▽
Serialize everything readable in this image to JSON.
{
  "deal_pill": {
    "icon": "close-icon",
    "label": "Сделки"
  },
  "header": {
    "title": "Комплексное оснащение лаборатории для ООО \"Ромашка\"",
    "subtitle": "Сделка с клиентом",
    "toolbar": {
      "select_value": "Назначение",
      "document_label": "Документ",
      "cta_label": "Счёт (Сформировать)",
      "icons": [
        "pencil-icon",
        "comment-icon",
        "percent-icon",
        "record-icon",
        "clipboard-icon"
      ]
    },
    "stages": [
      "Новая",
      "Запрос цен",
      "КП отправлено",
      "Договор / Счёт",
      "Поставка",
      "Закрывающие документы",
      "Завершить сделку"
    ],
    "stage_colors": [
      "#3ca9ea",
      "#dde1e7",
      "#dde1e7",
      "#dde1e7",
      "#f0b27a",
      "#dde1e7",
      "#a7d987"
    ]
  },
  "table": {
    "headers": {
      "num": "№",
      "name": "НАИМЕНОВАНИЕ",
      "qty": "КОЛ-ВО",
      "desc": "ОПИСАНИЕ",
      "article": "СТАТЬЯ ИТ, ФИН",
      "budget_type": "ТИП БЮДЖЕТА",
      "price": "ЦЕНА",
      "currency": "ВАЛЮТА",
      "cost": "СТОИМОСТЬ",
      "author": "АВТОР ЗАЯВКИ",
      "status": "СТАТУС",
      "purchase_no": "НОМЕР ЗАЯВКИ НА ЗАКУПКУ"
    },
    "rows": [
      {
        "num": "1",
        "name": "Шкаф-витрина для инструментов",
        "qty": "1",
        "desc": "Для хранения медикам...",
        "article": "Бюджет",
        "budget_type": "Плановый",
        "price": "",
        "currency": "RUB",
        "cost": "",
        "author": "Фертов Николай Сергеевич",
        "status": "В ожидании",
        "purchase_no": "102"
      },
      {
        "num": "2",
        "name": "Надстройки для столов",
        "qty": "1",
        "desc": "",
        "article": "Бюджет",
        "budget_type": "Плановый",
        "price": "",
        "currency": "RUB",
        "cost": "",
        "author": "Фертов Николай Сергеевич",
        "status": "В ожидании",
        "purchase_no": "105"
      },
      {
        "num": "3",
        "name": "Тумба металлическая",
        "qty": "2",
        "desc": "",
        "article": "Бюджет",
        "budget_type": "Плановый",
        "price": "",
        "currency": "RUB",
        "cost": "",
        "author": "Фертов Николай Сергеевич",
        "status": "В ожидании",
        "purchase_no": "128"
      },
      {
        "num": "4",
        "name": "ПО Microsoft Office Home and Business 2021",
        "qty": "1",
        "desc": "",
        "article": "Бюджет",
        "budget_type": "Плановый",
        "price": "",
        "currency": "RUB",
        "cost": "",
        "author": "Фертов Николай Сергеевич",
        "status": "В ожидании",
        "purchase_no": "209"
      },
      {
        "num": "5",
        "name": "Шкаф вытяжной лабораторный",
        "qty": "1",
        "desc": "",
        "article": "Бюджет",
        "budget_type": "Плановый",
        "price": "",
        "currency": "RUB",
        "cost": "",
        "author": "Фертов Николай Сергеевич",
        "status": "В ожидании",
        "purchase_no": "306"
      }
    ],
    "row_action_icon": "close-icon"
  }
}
△
• Task prompt: Using the records above, copy each line that contains "ЗАЯВКИ".

• Exercise response:
      "author": "АВТОР ЗАЯВКИ",
      "purchase_no": "НОМЕР ЗАЯВКИ НА ЗАКУПКУ"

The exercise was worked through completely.